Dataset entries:
- - -

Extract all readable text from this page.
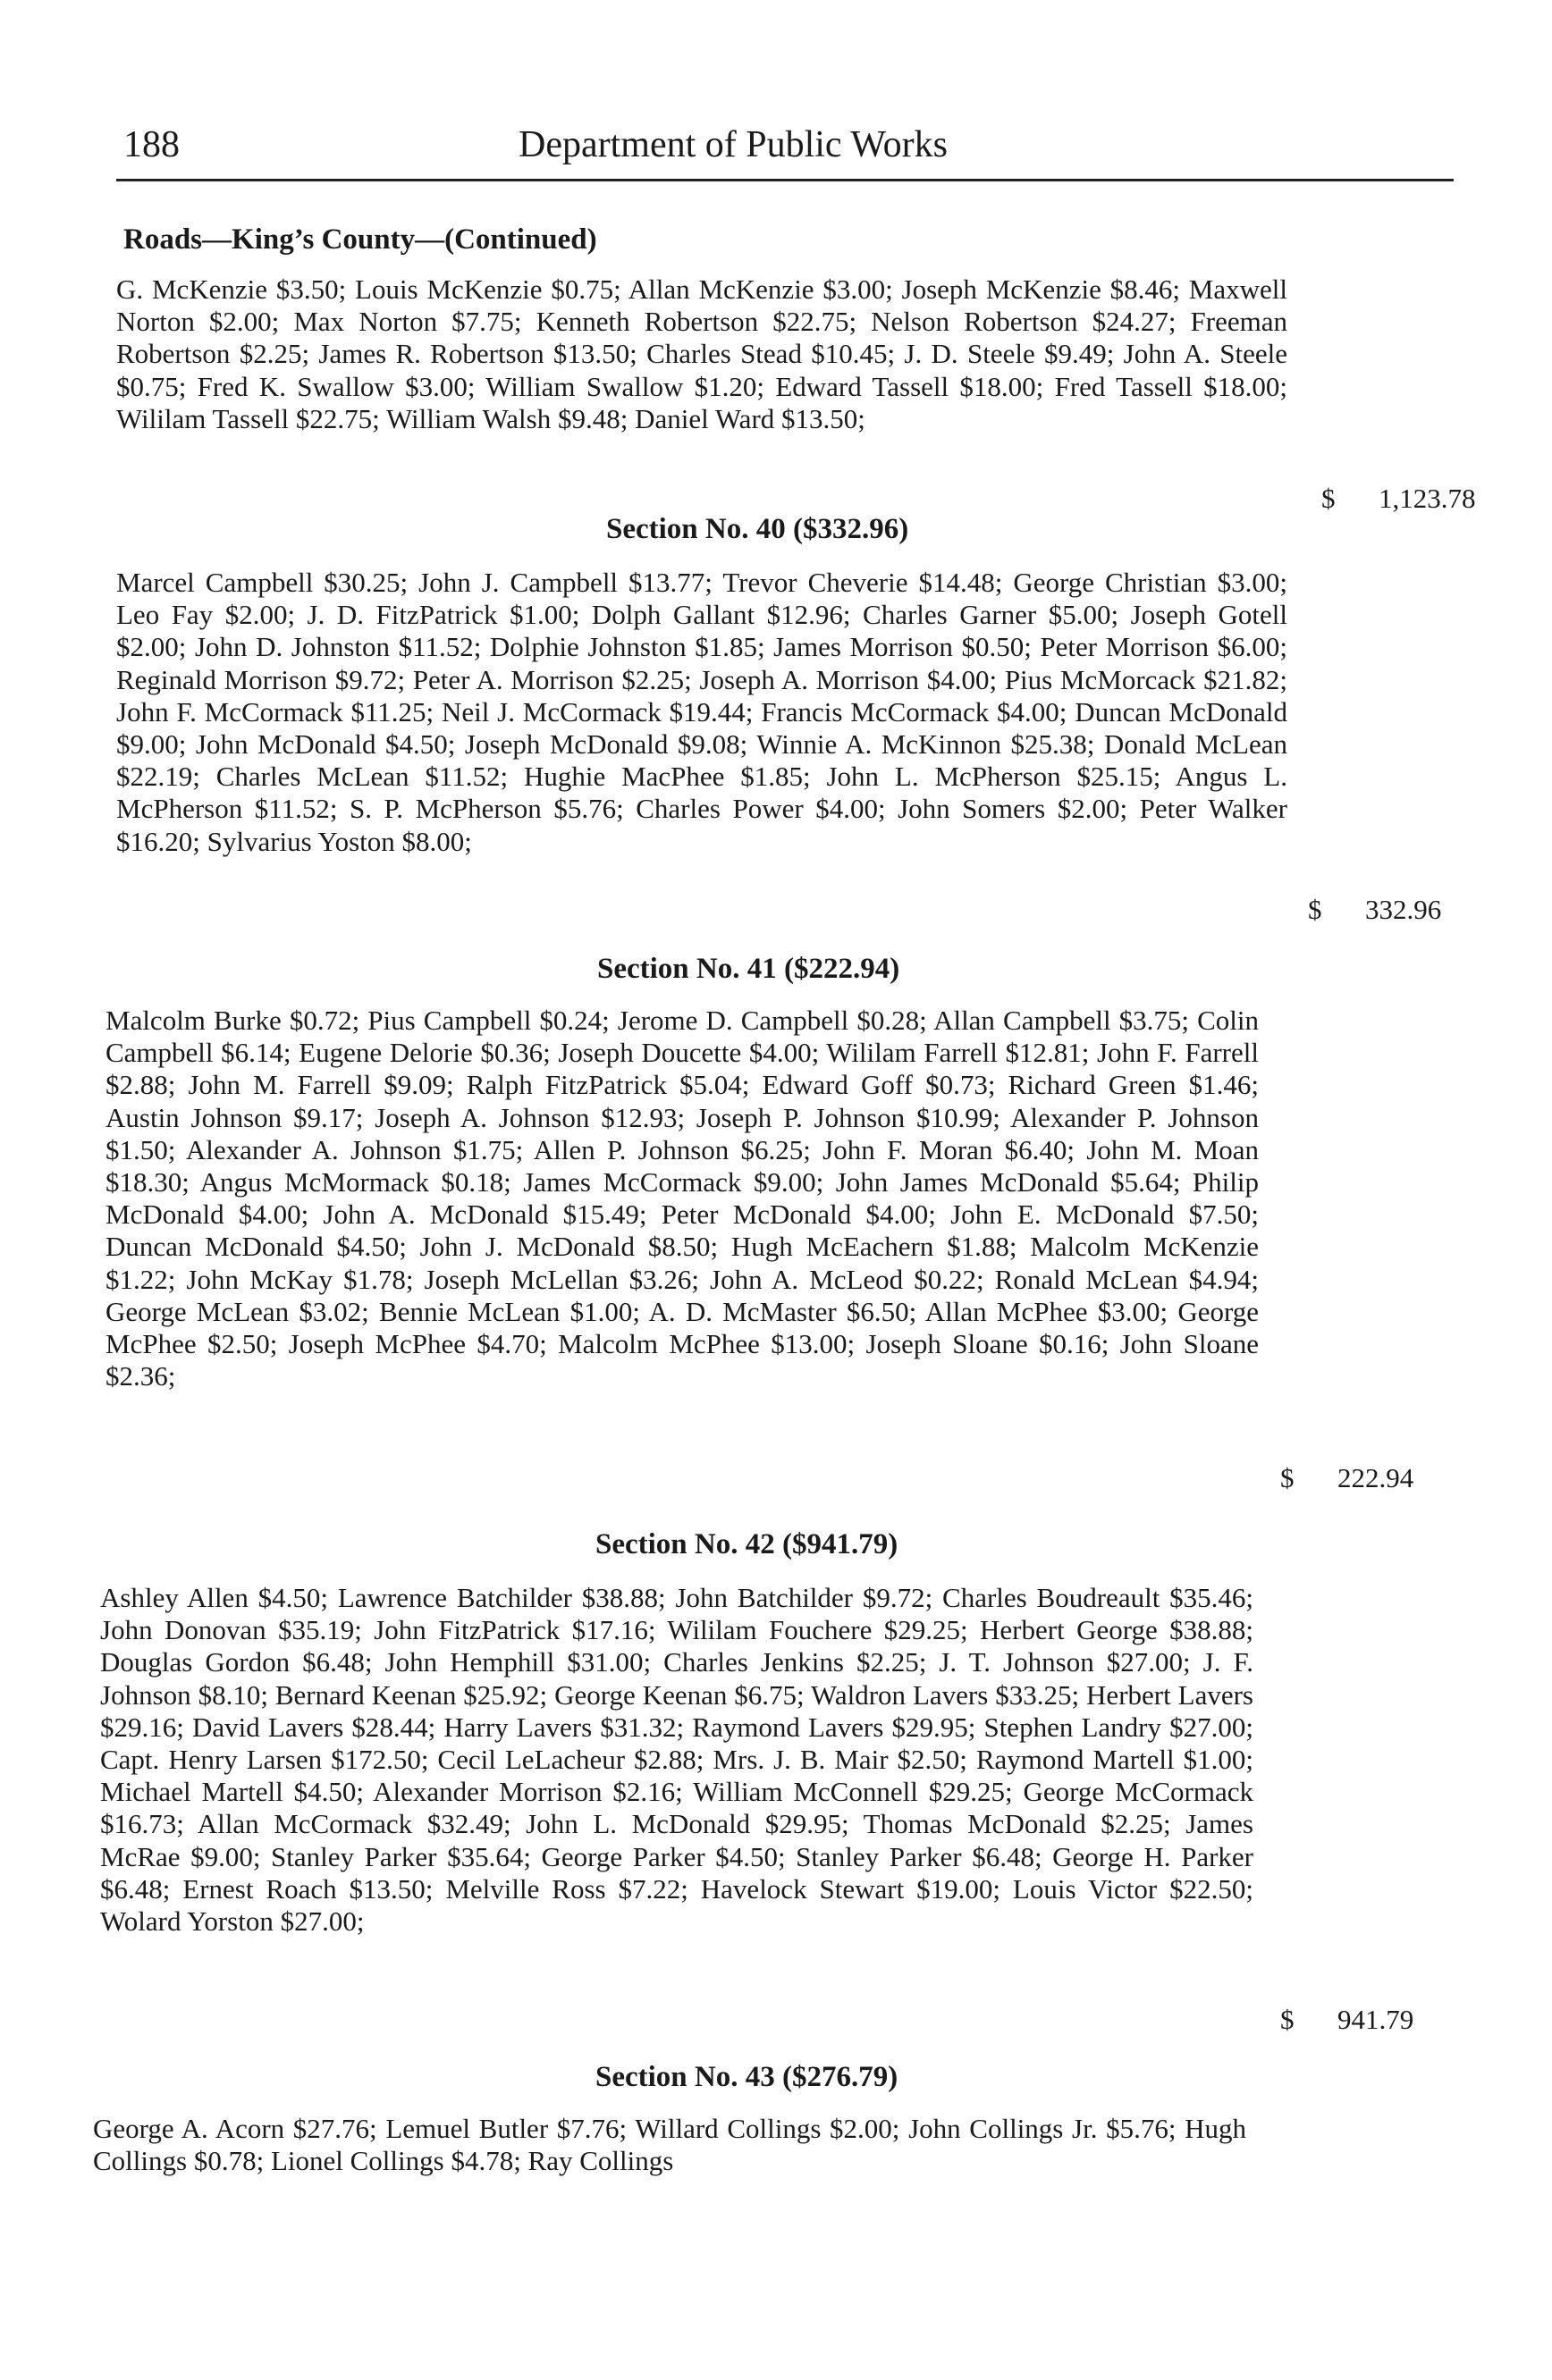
188	Department of Public Works
Roads—King’s County—(Continued)
G. McKenzie $3.50; Louis McKenzie $0.75; Allan McKenzie $3.00; Joseph McKenzie $8.46; Maxwell Norton $2.00; Max Norton $7.75; Kenneth Robertson $22.75; Nelson Robertson $24.27; Freeman Robertson $2.25; James R. Robertson $13.50; Charles Stead $10.45; J. D. Steele $9.49; John A. Steele $0.75; Fred K. Swallow $3.00; William Swallow $1.20; Edward Tassell $18.00; Fred Tassell $18.00; Wililam Tassell $22.75; William Walsh $9.48; Daniel Ward $13.50;
$ 1,123.78
Section No. 40 ($332.96)
Marcel Campbell $30.25; John J. Campbell $13.77; Trevor Cheverie $14.48; George Christian $3.00; Leo Fay $2.00; J. D. FitzPatrick $1.00; Dolph Gallant $12.96; Charles Garner $5.00; Joseph Gotell $2.00; John D. Johnston $11.52; Dolphie Johnston $1.85; James Morrison $0.50; Peter Morrison $6.00; Reginald Morrison $9.72; Peter A. Morrison $2.25; Joseph A. Morrison $4.00; Pius McMorcack $21.82; John F. McCormack $11.25; Neil J. McCormack $19.44; Francis McCormack $4.00; Duncan McDonald $9.00; John McDonald $4.50; Joseph McDonald $9.08; Winnie A. McKinnon $25.38; Donald McLean $22.19; Charles McLean $11.52; Hughie MacPhee $1.85; John L. McPherson $25.15; Angus L. McPherson $11.52; S. P. McPherson $5.76; Charles Power $4.00; John Somers $2.00; Peter Walker $16.20; Sylvarius Yoston $8.00;
$ 332.96
Section No. 41 ($222.94)
Malcolm Burke $0.72; Pius Campbell $0.24; Jerome D. Campbell $0.28; Allan Campbell $3.75; Colin Campbell $6.14; Eugene Delorie $0.36; Joseph Doucette $4.00; Wililam Farrell $12.81; John F. Farrell $2.88; John M. Farrell $9.09; Ralph FitzPatrick $5.04; Edward Goff $0.73; Richard Green $1.46; Austin Johnson $9.17; Joseph A. Johnson $12.93; Joseph P. Johnson $10.99; Alexander P. Johnson $1.50; Alexander A. Johnson $1.75; Allen P. Johnson $6.25; John F. Moran $6.40; John M. Moan $18.30; Angus McMormack $0.18; James McCormack $9.00; John James McDonald $5.64; Philip McDonald $4.00; John A. McDonald $15.49; Peter McDonald $4.00; John E. McDonald $7.50; Duncan McDonald $4.50; John J. McDonald $8.50; Hugh McEachern $1.88; Malcolm McKenzie $1.22; John McKay $1.78; Joseph McLellan $3.26; John A. McLeod $0.22; Ronald McLean $4.94; George McLean $3.02; Bennie McLean $1.00; A. D. McMaster $6.50; Allan McPhee $3.00; George McPhee $2.50; Joseph McPhee $4.70; Malcolm McPhee $13.00; Joseph Sloane $0.16; John Sloane $2.36;
$ 222.94
Section No. 42 ($941.79)
Ashley Allen $4.50; Lawrence Batchilder $38.88; John Batchilder $9.72; Charles Boudreault $35.46; John Donovan $35.19; John FitzPatrick $17.16; Wililam Fouchere $29.25; Herbert George $38.88; Douglas Gordon $6.48; John Hemphill $31.00; Charles Jenkins $2.25; J. T. Johnson $27.00; J. F. Johnson $8.10; Bernard Keenan $25.92; George Keenan $6.75; Waldron Lavers $33.25; Herbert Lavers $29.16; David Lavers $28.44; Harry Lavers $31.32; Raymond Lavers $29.95; Stephen Landry $27.00; Capt. Henry Larsen $172.50; Cecil LeLacheur $2.88; Mrs. J. B. Mair $2.50; Raymond Martell $1.00; Michael Martell $4.50; Alexander Morrison $2.16; William McConnell $29.25; George McCormack $16.73; Allan McCormack $32.49; John L. McDonald $29.95; Thomas McDonald $2.25; James McRae $9.00; Stanley Parker $35.64; George Parker $4.50; Stanley Parker $6.48; George H. Parker $6.48; Ernest Roach $13.50; Melville Ross $7.22; Havelock Stewart $19.00; Louis Victor $22.50; Wolard Yorston $27.00;
$ 941.79
Section No. 43 ($276.79)
George A. Acorn $27.76; Lemuel Butler $7.76; Willard Collings $2.00; John Collings Jr. $5.76; Hugh Collings $0.78; Lionel Collings $4.78; Ray Collings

- - -

What is being asked »
Your job is to transcribe the entries above exactly; skip the pictures.

Reply »
Extract all readable text from this page.
188	Department of Public Works
Roads—King’s County—(Continued)
G. McKenzie $3.50; Louis McKenzie $0.75; Allan McKenzie $3.00; Joseph McKenzie $8.46; Maxwell Norton $2.00; Max Norton $7.75; Kenneth Robertson $22.75; Nelson Robertson $24.27; Freeman Robertson $2.25; James R. Robertson $13.50; Charles Stead $10.45; J. D. Steele $9.49; John A. Steele $0.75; Fred K. Swallow $3.00; William Swallow $1.20; Edward Tassell $18.00; Fred Tassell $18.00; Wililam Tassell $22.75; William Walsh $9.48; Daniel Ward $13.50;
$ 1,123.78
Section No. 40 ($332.96)
Marcel Campbell $30.25; John J. Campbell $13.77; Trevor Cheverie $14.48; George Christian $3.00; Leo Fay $2.00; J. D. FitzPatrick $1.00; Dolph Gallant $12.96; Charles Garner $5.00; Joseph Gotell $2.00; John D. Johnston $11.52; Dolphie Johnston $1.85; James Morrison $0.50; Peter Morrison $6.00; Reginald Morrison $9.72; Peter A. Morrison $2.25; Joseph A. Morrison $4.00; Pius McMorcack $21.82; John F. McCormack $11.25; Neil J. McCormack $19.44; Francis McCormack $4.00; Duncan McDonald $9.00; John McDonald $4.50; Joseph McDonald $9.08; Winnie A. McKinnon $25.38; Donald McLean $22.19; Charles McLean $11.52; Hughie MacPhee $1.85; John L. McPherson $25.15; Angus L. McPherson $11.52; S. P. McPherson $5.76; Charles Power $4.00; John Somers $2.00; Peter Walker $16.20; Sylvarius Yoston $8.00;
$ 332.96
Section No. 41 ($222.94)
Malcolm Burke $0.72; Pius Campbell $0.24; Jerome D. Campbell $0.28; Allan Campbell $3.75; Colin Campbell $6.14; Eugene Delorie $0.36; Joseph Doucette $4.00; Wililam Farrell $12.81; John F. Farrell $2.88; John M. Farrell $9.09; Ralph FitzPatrick $5.04; Edward Goff $0.73; Richard Green $1.46; Austin Johnson $9.17; Joseph A. Johnson $12.93; Joseph P. Johnson $10.99; Alexander P. Johnson $1.50; Alexander A. Johnson $1.75; Allen P. Johnson $6.25; John F. Moran $6.40; John M. Moan $18.30; Angus McMormack $0.18; James McCormack $9.00; John James McDonald $5.64; Philip McDonald $4.00; John A. McDonald $15.49; Peter McDonald $4.00; John E. McDonald $7.50; Duncan McDonald $4.50; John J. McDonald $8.50; Hugh McEachern $1.88; Malcolm McKenzie $1.22; John McKay $1.78; Joseph McLellan $3.26; John A. McLeod $0.22; Ronald McLean $4.94; George McLean $3.02; Bennie McLean $1.00; A. D. McMaster $6.50; Allan McPhee $3.00; George McPhee $2.50; Joseph McPhee $4.70; Malcolm McPhee $13.00; Joseph Sloane $0.16; John Sloane $2.36;
$ 222.94
Section No. 42 ($941.79)
Ashley Allen $4.50; Lawrence Batchilder $38.88; John Batchilder $9.72; Charles Boudreault $35.46; John Donovan $35.19; John FitzPatrick $17.16; Wililam Fouchere $29.25; Herbert George $38.88; Douglas Gordon $6.48; John Hemphill $31.00; Charles Jenkins $2.25; J. T. Johnson $27.00; J. F. Johnson $8.10; Bernard Keenan $25.92; George Keenan $6.75; Waldron Lavers $33.25; Herbert Lavers $29.16; David Lavers $28.44; Harry Lavers $31.32; Raymond Lavers $29.95; Stephen Landry $27.00; Capt. Henry Larsen $172.50; Cecil LeLacheur $2.88; Mrs. J. B. Mair $2.50; Raymond Martell $1.00; Michael Martell $4.50; Alexander Morrison $2.16; William McConnell $29.25; George McCormack $16.73; Allan McCormack $32.49; John L. McDonald $29.95; Thomas McDonald $2.25; James McRae $9.00; Stanley Parker $35.64; George Parker $4.50; Stanley Parker $6.48; George H. Parker $6.48; Ernest Roach $13.50; Melville Ross $7.22; Havelock Stewart $19.00; Louis Victor $22.50; Wolard Yorston $27.00;
$ 941.79
Section No. 43 ($276.79)
George A. Acorn $27.76; Lemuel Butler $7.76; Willard Collings $2.00; John Collings Jr. $5.76; Hugh Collings $0.78; Lionel Collings $4.78; Ray Collings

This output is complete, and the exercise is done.